● WHAT YOU NEED TO DO: List each line holding the string "dient".

● THE DATA:
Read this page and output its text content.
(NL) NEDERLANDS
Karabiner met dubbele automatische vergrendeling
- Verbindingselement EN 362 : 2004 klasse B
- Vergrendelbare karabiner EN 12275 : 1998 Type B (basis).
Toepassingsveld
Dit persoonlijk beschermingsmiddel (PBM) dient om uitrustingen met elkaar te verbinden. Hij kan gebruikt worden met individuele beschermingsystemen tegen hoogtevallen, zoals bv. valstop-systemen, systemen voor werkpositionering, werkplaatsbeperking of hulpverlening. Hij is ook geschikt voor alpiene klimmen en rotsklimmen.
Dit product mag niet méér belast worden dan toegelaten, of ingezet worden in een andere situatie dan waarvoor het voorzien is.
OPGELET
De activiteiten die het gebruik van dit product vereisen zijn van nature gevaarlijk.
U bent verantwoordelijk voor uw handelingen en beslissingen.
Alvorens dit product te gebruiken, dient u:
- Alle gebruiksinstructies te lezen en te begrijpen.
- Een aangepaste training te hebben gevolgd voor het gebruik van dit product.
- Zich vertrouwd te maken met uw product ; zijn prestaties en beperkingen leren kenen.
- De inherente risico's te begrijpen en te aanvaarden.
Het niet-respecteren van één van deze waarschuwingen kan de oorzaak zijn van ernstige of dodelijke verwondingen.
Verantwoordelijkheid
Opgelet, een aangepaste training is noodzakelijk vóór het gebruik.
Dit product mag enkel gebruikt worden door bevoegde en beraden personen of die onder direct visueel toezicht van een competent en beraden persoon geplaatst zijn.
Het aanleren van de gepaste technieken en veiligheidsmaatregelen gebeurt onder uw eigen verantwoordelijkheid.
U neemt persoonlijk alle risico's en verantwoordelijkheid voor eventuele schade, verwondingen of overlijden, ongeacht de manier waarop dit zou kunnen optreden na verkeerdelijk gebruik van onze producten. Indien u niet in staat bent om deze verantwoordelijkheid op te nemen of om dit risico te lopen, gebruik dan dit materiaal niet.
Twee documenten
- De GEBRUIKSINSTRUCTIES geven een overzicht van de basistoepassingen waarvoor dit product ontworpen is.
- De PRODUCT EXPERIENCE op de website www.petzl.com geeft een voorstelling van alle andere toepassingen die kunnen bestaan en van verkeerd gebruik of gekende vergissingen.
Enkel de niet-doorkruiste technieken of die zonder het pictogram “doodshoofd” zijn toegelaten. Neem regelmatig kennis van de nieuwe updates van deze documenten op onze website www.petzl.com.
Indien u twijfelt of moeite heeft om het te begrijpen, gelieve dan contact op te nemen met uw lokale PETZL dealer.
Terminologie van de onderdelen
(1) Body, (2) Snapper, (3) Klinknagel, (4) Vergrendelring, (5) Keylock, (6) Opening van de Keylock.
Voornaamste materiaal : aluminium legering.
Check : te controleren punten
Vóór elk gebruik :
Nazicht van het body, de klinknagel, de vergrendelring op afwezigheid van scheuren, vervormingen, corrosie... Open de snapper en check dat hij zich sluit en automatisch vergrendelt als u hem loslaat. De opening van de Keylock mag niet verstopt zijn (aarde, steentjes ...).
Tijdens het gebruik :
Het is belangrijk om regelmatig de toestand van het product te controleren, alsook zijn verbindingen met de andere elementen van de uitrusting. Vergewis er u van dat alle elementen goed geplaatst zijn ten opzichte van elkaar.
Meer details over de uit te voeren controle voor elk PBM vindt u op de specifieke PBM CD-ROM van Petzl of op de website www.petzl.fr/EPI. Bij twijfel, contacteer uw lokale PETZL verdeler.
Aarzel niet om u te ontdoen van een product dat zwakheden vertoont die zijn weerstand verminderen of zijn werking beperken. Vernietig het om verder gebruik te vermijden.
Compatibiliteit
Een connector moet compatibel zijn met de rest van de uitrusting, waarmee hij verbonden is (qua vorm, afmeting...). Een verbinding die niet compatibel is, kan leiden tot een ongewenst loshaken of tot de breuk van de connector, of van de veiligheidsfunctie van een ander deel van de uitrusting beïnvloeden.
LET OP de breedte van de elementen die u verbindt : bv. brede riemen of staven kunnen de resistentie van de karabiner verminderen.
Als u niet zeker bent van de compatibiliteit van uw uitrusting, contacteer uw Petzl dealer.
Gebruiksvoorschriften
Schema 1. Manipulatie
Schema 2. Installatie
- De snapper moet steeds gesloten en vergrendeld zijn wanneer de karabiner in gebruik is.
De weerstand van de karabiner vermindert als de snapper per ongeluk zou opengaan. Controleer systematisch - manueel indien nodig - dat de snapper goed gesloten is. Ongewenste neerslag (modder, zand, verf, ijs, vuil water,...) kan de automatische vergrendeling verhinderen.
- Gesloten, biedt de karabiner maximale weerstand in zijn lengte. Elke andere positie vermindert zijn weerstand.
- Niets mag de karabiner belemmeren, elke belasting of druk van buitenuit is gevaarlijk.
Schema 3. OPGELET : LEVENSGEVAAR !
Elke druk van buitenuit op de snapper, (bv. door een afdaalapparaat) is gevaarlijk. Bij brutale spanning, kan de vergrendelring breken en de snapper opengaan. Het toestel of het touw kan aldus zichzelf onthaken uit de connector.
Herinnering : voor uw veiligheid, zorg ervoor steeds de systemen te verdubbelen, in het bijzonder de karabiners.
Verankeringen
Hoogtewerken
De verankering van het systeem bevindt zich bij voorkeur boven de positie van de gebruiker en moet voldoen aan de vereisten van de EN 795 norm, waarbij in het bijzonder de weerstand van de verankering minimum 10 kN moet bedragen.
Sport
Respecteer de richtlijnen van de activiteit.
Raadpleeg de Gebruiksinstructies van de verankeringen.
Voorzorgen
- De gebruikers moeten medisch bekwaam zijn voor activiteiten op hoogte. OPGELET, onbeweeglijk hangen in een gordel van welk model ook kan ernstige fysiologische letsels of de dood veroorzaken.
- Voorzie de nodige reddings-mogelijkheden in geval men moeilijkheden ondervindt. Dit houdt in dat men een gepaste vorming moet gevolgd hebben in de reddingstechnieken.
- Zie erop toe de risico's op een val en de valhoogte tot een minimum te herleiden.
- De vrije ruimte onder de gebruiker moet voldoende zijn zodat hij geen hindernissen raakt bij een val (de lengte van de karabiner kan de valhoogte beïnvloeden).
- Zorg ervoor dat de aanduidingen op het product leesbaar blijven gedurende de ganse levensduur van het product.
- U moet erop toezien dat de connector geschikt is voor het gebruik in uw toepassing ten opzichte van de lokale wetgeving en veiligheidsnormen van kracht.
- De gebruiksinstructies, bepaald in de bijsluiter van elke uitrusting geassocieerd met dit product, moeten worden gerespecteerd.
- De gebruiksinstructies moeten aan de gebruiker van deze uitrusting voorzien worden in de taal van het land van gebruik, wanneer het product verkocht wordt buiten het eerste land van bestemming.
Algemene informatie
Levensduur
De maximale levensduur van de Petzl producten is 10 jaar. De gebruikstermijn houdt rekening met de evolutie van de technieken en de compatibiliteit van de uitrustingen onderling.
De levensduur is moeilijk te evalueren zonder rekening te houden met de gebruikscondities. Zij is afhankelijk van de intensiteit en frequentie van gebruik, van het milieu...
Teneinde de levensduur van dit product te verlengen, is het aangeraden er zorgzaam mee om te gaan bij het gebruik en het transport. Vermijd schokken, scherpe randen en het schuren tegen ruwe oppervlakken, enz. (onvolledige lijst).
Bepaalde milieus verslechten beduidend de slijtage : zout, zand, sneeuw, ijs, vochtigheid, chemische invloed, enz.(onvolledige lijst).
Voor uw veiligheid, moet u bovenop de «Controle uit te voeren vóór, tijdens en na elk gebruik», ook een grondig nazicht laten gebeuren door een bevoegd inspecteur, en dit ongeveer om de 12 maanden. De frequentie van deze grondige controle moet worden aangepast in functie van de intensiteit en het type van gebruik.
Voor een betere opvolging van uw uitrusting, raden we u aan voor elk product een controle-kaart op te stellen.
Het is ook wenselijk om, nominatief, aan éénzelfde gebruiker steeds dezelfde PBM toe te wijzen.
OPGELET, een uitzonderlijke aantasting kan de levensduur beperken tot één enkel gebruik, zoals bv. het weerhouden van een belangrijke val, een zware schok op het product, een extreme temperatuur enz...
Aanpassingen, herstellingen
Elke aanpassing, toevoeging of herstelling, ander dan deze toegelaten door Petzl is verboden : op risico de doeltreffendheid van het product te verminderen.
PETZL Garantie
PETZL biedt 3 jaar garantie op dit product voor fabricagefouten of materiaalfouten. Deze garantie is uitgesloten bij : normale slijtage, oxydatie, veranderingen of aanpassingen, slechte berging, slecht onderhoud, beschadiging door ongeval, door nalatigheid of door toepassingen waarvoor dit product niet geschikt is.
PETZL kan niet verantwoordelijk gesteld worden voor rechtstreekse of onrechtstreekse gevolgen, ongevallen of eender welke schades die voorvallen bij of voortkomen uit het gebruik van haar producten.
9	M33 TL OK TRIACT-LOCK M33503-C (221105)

● WORKED SOLUTION:
Dit persoonlijk beschermingsmiddel (PBM) dient om uitrustingen met elkaar te verbinden. Hij kan gebruikt worden met individuele beschermingsystemen tegen hoogtevallen, zoals bv. valstop-systemen, systemen voor werkpositionering, werkplaatsbeperking of hulpverlening. Hij is ook geschikt voor alpiene klimmen en rotsklimmen.
Alvorens dit product te gebruiken, dient u:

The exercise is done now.